PROBLEM –
Quote the listing in full, exactly as given, minus any pictures.

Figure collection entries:
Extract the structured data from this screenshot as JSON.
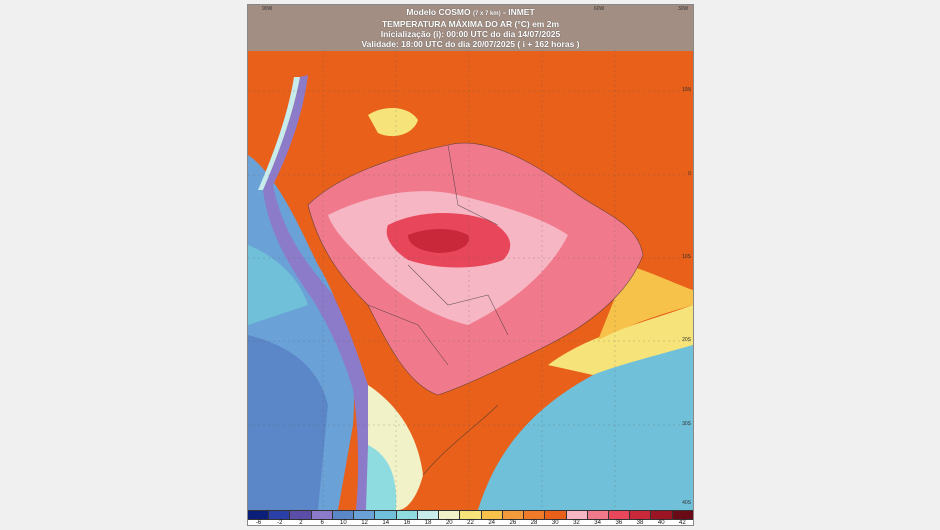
{
  "header": {
    "line1_model": "Modelo COSMO",
    "line1_resolution": "(7 x 7 km)",
    "line1_source": "- INMET",
    "line2": "TEMPERATURA MÁXIMA DO AR (°C) em 2m",
    "line3": "Inicialização (i): 00:00 UTC do dia 14/07/2025",
    "line4": "Validade: 18:00 UTC do dia 20/07/2025 ( i + 162 horas )"
  },
  "longitude_labels": [
    "90W",
    "60W",
    "30W"
  ],
  "latitude_labels": [
    "10N",
    "0",
    "10S",
    "20S",
    "30S",
    "40S"
  ],
  "colorbar": {
    "labels": [
      "-6",
      "-2",
      "2",
      "6",
      "10",
      "12",
      "14",
      "16",
      "18",
      "20",
      "22",
      "24",
      "26",
      "28",
      "30",
      "32",
      "34",
      "36",
      "38",
      "40",
      "42"
    ],
    "colors": [
      "#0b1f7a",
      "#2b3fa8",
      "#5a4ea8",
      "#8c7bc8",
      "#5b87c8",
      "#6aa2d8",
      "#6fc0d8",
      "#8fdce0",
      "#c8ecec",
      "#f2f2c8",
      "#f6e47a",
      "#f6c24a",
      "#f59a3a",
      "#ef7a28",
      "#e8601a",
      "#f7b6c4",
      "#f07a8c",
      "#e8465a",
      "#c8283a",
      "#9a1424",
      "#6a0a16"
    ]
  }
}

ANSWER TO THIS EXERCISE –
Extract the structured data from this screenshot as JSON.
{
  "header": {
    "line1_model": "Modelo COSMO",
    "line1_resolution": "(7 x 7 km)",
    "line1_source": "- INMET",
    "line2": "TEMPERATURA MÁXIMA DO AR (°C) em 2m",
    "line3": "Inicialização (i): 00:00 UTC do dia 14/07/2025",
    "line4": "Validade: 18:00 UTC do dia 20/07/2025 ( i + 162 horas )"
  },
  "longitude_labels": [
    "90W",
    "60W",
    "30W"
  ],
  "latitude_labels": [
    "10N",
    "0",
    "10S",
    "20S",
    "30S",
    "40S"
  ],
  "colorbar": {
    "labels": [
      "-6",
      "-2",
      "2",
      "6",
      "10",
      "12",
      "14",
      "16",
      "18",
      "20",
      "22",
      "24",
      "26",
      "28",
      "30",
      "32",
      "34",
      "36",
      "38",
      "40",
      "42"
    ],
    "colors": [
      "#0b1f7a",
      "#2b3fa8",
      "#5a4ea8",
      "#8c7bc8",
      "#5b87c8",
      "#6aa2d8",
      "#6fc0d8",
      "#8fdce0",
      "#c8ecec",
      "#f2f2c8",
      "#f6e47a",
      "#f6c24a",
      "#f59a3a",
      "#ef7a28",
      "#e8601a",
      "#f7b6c4",
      "#f07a8c",
      "#e8465a",
      "#c8283a",
      "#9a1424",
      "#6a0a16"
    ]
  }
}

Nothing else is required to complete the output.